> Problem to solve:
Please write the listing below out again exactly, leaving every picture behind.

> Material supplied:

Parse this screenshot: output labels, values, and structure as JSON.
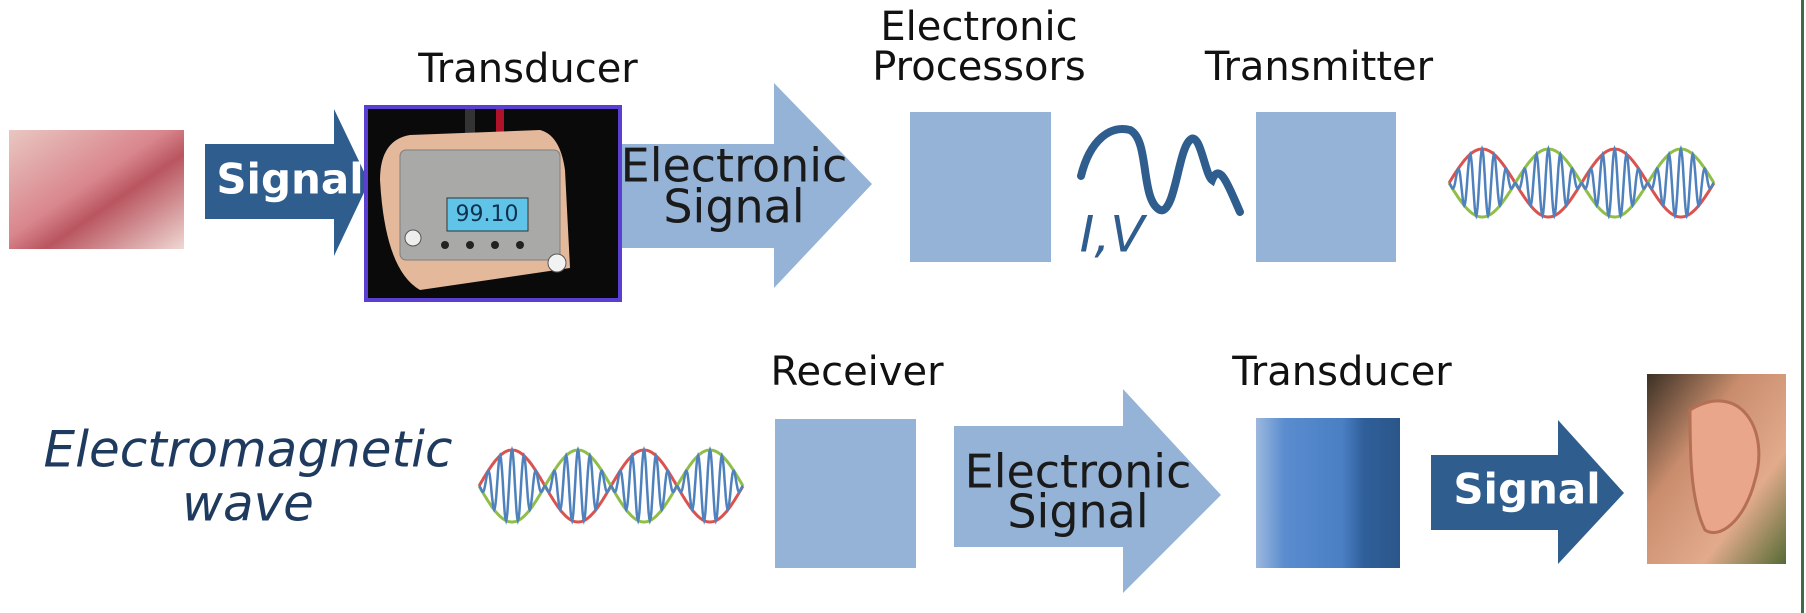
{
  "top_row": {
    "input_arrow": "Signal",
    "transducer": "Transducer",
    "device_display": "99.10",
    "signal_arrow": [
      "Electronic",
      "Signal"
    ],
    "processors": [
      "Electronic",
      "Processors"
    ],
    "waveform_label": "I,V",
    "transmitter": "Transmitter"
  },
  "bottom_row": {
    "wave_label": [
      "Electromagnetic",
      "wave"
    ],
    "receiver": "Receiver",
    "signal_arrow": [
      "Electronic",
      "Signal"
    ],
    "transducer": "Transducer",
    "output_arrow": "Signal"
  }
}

> Answer to the exercise:
Parse this screenshot: output labels, values, and structure as JSON.
{
  "top_row": {
    "input_arrow": "Signal",
    "transducer": "Transducer",
    "device_display": "99.10",
    "signal_arrow": [
      "Electronic",
      "Signal"
    ],
    "processors": [
      "Electronic",
      "Processors"
    ],
    "waveform_label": "I,V",
    "transmitter": "Transmitter"
  },
  "bottom_row": {
    "wave_label": [
      "Electromagnetic",
      "wave"
    ],
    "receiver": "Receiver",
    "signal_arrow": [
      "Electronic",
      "Signal"
    ],
    "transducer": "Transducer",
    "output_arrow": "Signal"
  }
}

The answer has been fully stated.